Stated task:
Spot every line with the word "kind" and return it.

— begin —

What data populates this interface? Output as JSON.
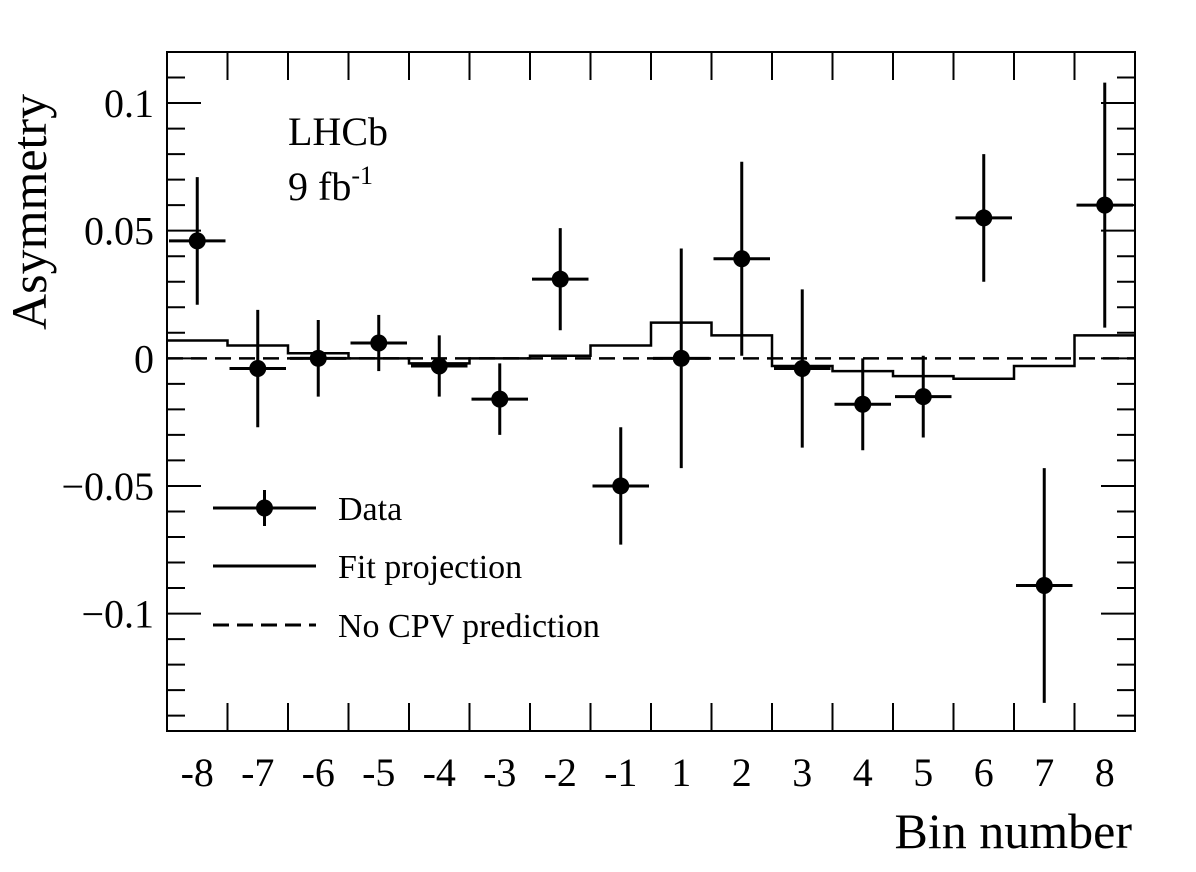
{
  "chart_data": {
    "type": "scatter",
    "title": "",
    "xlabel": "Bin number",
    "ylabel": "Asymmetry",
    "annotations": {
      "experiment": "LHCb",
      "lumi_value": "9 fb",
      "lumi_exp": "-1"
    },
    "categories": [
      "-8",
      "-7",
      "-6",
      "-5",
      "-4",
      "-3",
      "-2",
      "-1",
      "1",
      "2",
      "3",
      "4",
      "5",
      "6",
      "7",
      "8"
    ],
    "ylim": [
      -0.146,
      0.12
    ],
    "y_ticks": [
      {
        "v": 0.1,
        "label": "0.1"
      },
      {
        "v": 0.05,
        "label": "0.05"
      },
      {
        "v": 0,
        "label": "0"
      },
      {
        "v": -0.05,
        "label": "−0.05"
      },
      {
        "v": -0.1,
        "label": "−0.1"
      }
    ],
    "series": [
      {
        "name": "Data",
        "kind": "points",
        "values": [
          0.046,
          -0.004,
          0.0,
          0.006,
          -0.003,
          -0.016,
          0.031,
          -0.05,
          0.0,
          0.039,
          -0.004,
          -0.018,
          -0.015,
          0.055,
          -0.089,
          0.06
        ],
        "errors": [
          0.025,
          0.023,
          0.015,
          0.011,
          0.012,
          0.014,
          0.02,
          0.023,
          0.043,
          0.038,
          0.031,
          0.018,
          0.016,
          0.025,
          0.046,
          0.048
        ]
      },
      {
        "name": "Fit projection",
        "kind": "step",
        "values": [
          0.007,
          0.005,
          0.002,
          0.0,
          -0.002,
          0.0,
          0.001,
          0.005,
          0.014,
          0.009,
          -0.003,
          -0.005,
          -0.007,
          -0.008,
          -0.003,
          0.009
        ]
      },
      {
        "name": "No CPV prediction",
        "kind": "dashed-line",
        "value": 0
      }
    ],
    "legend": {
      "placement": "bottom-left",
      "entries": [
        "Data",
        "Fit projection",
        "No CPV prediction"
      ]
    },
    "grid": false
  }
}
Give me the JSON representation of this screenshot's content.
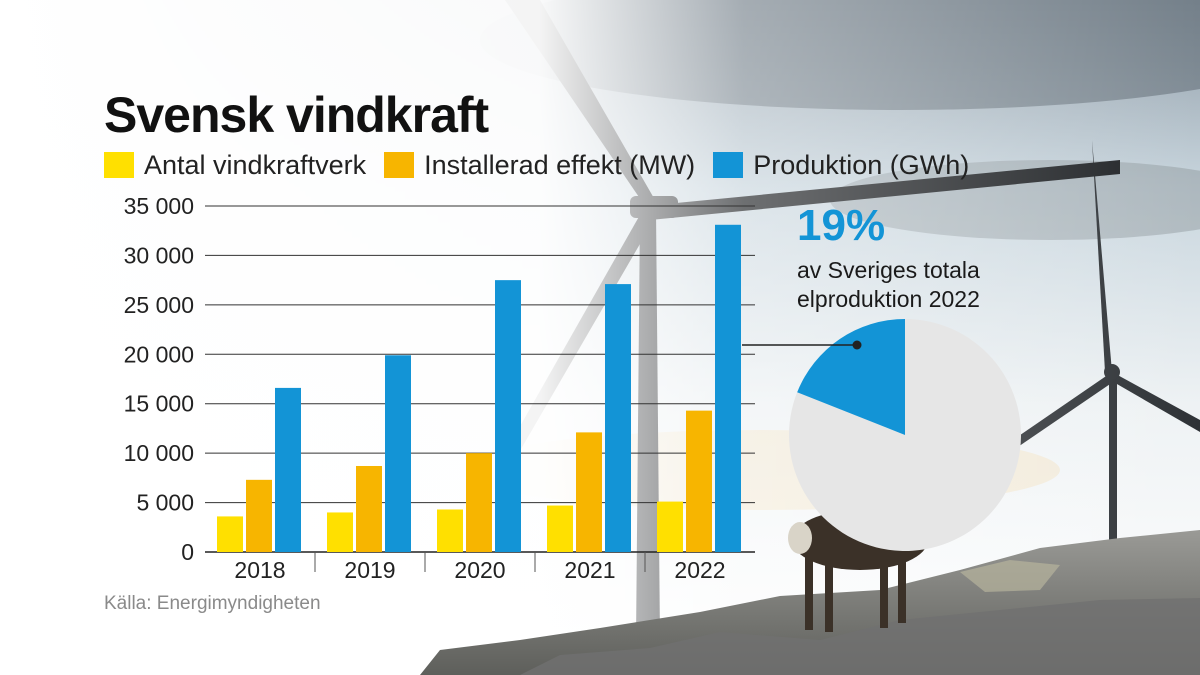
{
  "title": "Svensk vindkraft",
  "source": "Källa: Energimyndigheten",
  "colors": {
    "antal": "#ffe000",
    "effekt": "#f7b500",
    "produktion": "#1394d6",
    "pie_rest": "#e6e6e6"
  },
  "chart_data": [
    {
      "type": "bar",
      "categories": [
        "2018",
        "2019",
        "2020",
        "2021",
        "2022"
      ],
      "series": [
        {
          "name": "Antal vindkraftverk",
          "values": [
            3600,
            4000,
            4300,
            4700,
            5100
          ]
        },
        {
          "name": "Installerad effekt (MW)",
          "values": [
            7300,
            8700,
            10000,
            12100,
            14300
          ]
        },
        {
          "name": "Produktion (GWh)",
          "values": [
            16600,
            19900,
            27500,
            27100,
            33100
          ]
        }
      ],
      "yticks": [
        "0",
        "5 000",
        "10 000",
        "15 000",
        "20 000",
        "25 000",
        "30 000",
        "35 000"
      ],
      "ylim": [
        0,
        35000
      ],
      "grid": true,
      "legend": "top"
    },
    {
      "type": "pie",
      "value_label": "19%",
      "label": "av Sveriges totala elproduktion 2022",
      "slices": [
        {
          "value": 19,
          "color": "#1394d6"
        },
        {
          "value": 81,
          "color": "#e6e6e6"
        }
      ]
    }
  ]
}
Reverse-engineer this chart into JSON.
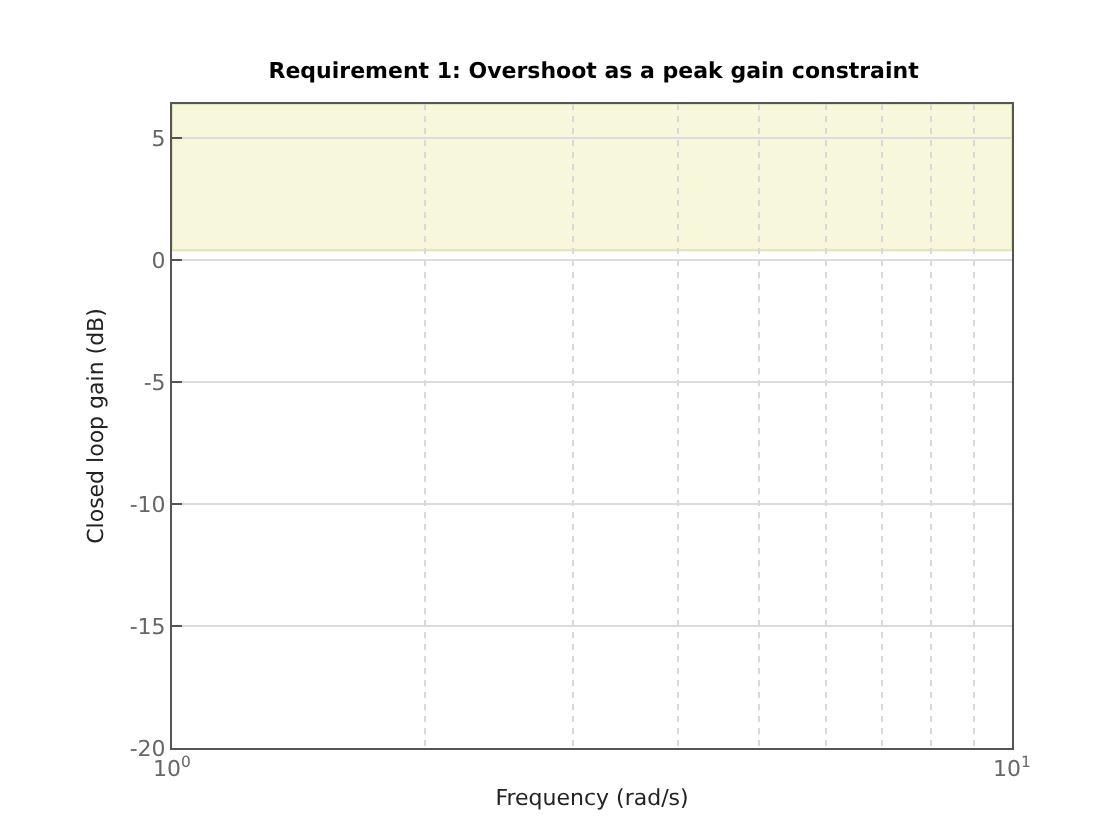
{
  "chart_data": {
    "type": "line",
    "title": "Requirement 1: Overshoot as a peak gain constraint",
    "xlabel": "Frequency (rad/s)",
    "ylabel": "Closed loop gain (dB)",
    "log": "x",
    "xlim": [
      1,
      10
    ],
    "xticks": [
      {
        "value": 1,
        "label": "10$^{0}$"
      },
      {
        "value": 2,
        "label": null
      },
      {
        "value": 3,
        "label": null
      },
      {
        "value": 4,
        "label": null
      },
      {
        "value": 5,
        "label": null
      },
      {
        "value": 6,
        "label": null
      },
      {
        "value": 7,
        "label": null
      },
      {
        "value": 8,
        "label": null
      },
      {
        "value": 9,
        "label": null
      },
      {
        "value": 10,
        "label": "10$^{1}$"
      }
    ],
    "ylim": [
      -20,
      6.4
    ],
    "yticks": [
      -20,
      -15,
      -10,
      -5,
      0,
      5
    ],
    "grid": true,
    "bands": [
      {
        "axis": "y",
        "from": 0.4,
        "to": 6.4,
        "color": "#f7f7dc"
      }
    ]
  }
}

— end —

Output:
        "kind": "points",
        "kind": "step",
        "kind": "dashed-line",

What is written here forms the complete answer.